• Task goal: Look for the word "projektu" in the entries below, then copy every line that has it.

[Begin]

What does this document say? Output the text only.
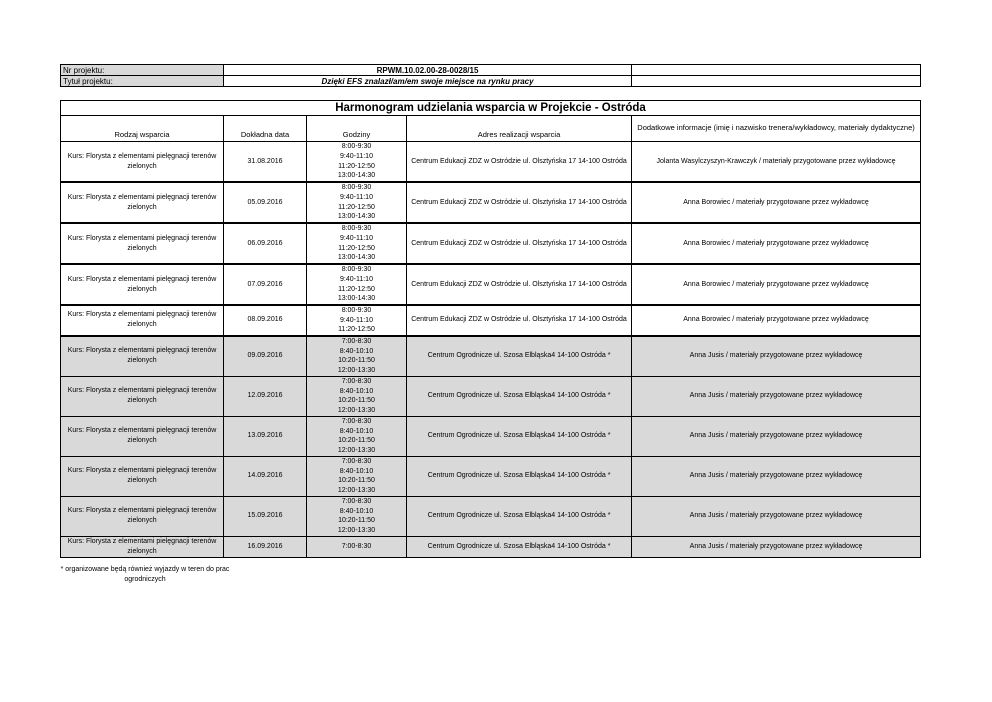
Nr projektu:	RPWM.10.02.00-28-0028/15	
Tytuł projektu:	Dzięki EFS znalazł/am/em swoje miejsce na rynku pracy	
Harmonogram udzielania wsparcia w Projekcie - Ostróda				
Rodzaj wsparcia	Dokładna data	Godziny	Adres realizacji wsparcia	Dodatkowe informacje (imię i nazwisko trenera/wykładowcy, materiały dydaktyczne)
Kurs: Florysta z elementami pielęgnacji terenów zielonych	31.08.2016	8:00-9:30
9:40-11:10
11:20-12:50
13:00-14:30	Centrum Edukacji ZDZ w Ostródzie ul. Olsztyńska 17 14-100 Ostróda	Jolanta Wasylczyszyn-Krawczyk / materiały przygotowane przez wykładowcę
Kurs: Florysta z elementami pielęgnacji terenów zielonych	05.09.2016	8:00-9:30
9:40-11:10
11:20-12:50
13:00-14:30	Centrum Edukacji ZDZ w Ostródzie ul. Olsztyńska 17 14-100 Ostróda	Anna Borowiec / materiały przygotowane przez wykładowcę
Kurs: Florysta z elementami pielęgnacji terenów zielonych	06.09.2016	8:00-9:30
9:40-11:10
11:20-12:50
13:00-14:30	Centrum Edukacji ZDZ w Ostródzie ul. Olsztyńska 17 14-100 Ostróda	Anna Borowiec / materiały przygotowane przez wykładowcę
Kurs: Florysta z elementami pielęgnacji terenów zielonych	07.09.2016	8:00-9:30
9:40-11:10
11:20-12:50
13:00-14:30	Centrum Edukacji ZDZ w Ostródzie ul. Olsztyńska 17 14-100 Ostróda	Anna Borowiec / materiały przygotowane przez wykładowcę
Kurs: Florysta z elementami pielęgnacji terenów zielonych	08.09.2016	8:00-9:30
9:40-11:10
11:20-12:50	Centrum Edukacji ZDZ w Ostródzie ul. Olsztyńska 17 14-100 Ostróda	Anna Borowiec / materiały przygotowane przez wykładowcę
Kurs: Florysta z elementami pielęgnacji terenów zielonych	09.09.2016	7:00-8:30
8:40-10:10
10:20-11:50
12:00-13:30	Centrum Ogrodnicze ul. Szosa Elbląska4 14-100 Ostróda *	Anna Jusis / materiały przygotowane przez wykładowcę
Kurs: Florysta z elementami pielęgnacji terenów zielonych	12.09.2016	7:00-8:30
8:40-10:10
10:20-11:50
12:00-13:30	Centrum Ogrodnicze ul. Szosa Elbląska4 14-100 Ostróda *	Anna Jusis / materiały przygotowane przez wykładowcę
Kurs: Florysta z elementami pielęgnacji terenów zielonych	13.09.2016	7:00-8:30
8:40-10:10
10:20-11:50
12:00-13:30	Centrum Ogrodnicze ul. Szosa Elbląska4 14-100 Ostróda *	Anna Jusis / materiały przygotowane przez wykładowcę
Kurs: Florysta z elementami pielęgnacji terenów zielonych	14.09.2016	7:00-8:30
8:40-10:10
10:20-11:50
12:00-13:30	Centrum Ogrodnicze ul. Szosa Elbląska4 14-100 Ostróda *	Anna Jusis / materiały przygotowane przez wykładowcę
Kurs: Florysta z elementami pielęgnacji terenów zielonych	15.09.2016	7:00-8:30
8:40-10:10
10:20-11:50
12:00-13:30	Centrum Ogrodnicze ul. Szosa Elbląska4 14-100 Ostróda *	Anna Jusis / materiały przygotowane przez wykładowcę
Kurs: Florysta z elementami pielęgnacji terenów zielonych	16.09.2016	7:00-8:30	Centrum Ogrodnicze ul. Szosa Elbląska4 14-100 Ostróda *	Anna Jusis / materiały przygotowane przez wykładowcę
* organizowane będą również wyjazdy w teren do prac ogrodniczych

[End]

• Completed exercise:
Nr projektu:	RPWM.10.02.00-28-0028/15	
Tytuł projektu:	Dzięki EFS znalazł/am/em swoje miejsce na rynku pracy	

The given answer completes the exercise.